— begin SUPPLIED MATERIAL —

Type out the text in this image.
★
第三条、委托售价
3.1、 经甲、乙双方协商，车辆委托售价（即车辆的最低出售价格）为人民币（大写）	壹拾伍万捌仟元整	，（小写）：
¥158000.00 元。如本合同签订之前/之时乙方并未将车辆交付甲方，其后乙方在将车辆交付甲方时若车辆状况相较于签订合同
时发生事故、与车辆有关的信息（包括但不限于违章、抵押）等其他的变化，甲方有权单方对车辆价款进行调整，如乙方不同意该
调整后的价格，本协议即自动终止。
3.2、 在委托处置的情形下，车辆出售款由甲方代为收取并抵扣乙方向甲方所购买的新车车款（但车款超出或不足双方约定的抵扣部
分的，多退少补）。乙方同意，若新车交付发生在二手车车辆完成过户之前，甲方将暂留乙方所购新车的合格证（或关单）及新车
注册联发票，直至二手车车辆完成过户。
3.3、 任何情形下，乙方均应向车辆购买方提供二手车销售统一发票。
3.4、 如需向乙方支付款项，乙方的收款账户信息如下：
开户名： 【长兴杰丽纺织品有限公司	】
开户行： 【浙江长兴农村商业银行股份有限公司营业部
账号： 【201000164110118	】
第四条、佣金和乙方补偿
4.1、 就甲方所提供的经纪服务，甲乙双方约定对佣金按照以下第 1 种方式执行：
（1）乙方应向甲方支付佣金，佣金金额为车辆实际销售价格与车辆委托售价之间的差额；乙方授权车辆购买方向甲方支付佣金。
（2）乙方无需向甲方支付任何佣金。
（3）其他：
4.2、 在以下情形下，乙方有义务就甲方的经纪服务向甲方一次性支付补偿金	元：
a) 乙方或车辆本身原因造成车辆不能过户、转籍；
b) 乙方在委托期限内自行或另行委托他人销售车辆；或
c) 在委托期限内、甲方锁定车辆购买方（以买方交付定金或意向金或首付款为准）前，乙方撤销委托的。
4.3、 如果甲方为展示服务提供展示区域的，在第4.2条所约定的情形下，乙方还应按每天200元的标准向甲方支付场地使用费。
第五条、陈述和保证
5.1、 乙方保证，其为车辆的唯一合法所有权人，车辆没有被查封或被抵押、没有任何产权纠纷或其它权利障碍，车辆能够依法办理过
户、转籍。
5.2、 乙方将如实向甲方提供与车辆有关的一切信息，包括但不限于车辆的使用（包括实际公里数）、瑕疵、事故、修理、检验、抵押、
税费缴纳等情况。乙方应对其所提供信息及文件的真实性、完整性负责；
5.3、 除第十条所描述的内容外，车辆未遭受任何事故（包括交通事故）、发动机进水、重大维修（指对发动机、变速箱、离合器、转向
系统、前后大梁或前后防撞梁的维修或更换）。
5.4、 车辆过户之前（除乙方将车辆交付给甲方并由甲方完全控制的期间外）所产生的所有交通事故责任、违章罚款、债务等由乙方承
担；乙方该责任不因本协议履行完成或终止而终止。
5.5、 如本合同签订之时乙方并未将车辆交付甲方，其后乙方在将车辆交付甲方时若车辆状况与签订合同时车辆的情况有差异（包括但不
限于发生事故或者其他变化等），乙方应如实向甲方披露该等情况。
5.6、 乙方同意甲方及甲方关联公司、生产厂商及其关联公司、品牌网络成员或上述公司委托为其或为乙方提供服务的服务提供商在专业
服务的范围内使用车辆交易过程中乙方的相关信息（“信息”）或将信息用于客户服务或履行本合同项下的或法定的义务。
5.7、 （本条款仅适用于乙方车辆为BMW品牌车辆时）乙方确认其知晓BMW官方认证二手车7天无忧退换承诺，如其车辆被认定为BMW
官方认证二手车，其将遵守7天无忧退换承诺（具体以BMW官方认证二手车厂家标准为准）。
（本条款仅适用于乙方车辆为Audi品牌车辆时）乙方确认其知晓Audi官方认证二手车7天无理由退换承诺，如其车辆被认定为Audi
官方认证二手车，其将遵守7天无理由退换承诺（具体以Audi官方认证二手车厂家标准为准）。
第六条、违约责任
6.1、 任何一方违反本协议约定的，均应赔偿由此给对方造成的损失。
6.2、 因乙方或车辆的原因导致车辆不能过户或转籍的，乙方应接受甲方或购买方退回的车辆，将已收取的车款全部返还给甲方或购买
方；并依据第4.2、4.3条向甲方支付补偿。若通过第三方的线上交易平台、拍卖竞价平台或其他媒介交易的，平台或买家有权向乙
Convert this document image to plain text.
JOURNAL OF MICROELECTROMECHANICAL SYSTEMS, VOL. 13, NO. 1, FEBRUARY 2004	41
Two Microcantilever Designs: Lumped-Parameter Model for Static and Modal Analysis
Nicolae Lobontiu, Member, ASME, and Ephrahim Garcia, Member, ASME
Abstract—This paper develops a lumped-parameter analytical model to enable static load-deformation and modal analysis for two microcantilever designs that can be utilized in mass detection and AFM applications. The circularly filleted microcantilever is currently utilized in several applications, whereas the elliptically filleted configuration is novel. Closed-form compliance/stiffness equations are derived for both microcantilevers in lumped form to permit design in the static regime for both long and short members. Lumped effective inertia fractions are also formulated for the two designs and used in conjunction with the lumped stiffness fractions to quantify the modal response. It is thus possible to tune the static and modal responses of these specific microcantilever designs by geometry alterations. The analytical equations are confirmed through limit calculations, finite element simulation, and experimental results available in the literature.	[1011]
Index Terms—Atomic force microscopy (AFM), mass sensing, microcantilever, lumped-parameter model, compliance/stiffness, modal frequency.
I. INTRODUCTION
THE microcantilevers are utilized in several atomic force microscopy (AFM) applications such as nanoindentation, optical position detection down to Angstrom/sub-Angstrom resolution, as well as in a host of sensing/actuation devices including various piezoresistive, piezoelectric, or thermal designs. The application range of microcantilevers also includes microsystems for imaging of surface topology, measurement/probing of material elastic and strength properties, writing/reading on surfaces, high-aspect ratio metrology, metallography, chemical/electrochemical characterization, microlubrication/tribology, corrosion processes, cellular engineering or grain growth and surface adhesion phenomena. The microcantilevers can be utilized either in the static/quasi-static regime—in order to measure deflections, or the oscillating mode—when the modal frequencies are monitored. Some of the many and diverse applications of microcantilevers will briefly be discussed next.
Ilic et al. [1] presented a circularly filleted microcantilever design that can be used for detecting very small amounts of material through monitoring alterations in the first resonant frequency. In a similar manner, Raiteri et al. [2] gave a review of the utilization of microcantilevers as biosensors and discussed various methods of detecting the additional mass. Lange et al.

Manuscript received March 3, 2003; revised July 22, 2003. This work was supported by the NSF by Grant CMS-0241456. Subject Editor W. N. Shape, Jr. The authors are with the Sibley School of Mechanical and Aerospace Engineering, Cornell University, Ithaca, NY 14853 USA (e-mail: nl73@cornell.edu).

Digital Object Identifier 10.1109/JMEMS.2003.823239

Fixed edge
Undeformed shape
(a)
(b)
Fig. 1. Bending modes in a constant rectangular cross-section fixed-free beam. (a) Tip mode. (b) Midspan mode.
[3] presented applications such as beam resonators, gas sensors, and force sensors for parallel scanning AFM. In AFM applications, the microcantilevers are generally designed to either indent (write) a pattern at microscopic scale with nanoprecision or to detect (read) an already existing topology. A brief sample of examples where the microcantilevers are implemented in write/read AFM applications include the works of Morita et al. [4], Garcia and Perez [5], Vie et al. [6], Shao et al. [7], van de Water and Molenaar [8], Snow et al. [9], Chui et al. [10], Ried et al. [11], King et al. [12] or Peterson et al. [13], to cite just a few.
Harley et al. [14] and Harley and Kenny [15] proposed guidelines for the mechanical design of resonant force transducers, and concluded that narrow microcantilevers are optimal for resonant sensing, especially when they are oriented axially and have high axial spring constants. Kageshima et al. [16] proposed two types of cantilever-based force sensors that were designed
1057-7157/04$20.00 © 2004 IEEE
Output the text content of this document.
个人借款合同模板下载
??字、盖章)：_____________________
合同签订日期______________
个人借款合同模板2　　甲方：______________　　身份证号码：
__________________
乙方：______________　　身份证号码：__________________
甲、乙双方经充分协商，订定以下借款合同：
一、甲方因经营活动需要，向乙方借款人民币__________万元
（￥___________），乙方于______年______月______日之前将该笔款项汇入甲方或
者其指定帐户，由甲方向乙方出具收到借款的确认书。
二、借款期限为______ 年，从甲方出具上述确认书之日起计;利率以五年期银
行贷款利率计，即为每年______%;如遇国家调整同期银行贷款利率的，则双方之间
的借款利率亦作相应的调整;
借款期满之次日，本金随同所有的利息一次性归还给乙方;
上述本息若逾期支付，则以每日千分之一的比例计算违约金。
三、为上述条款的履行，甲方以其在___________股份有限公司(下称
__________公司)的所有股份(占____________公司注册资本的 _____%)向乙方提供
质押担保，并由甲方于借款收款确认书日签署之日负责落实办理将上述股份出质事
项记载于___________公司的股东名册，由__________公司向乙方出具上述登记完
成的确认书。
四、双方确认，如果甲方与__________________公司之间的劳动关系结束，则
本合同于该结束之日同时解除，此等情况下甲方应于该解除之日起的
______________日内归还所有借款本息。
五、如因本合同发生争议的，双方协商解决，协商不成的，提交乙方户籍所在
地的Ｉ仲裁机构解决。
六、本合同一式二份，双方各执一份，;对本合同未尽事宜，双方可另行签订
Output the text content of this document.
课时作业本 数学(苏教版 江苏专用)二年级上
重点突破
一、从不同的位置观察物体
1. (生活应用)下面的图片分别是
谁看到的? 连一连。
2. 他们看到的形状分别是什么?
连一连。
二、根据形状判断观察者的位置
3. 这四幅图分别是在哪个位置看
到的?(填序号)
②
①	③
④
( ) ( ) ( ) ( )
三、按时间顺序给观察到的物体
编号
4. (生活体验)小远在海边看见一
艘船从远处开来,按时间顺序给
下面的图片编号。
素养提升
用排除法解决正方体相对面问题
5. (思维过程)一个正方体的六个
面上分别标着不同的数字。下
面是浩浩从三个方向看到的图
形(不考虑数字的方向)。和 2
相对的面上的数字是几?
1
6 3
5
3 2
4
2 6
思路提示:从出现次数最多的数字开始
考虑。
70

— end SUPPLIED MATERIAL —

§ **GIVEN PROBLEM**: Filter out every line that lacks the word "image", and copy the rest.

§ **EXERCISE SOLUTION**:
Type out the text in this image.
Convert this document image to plain text.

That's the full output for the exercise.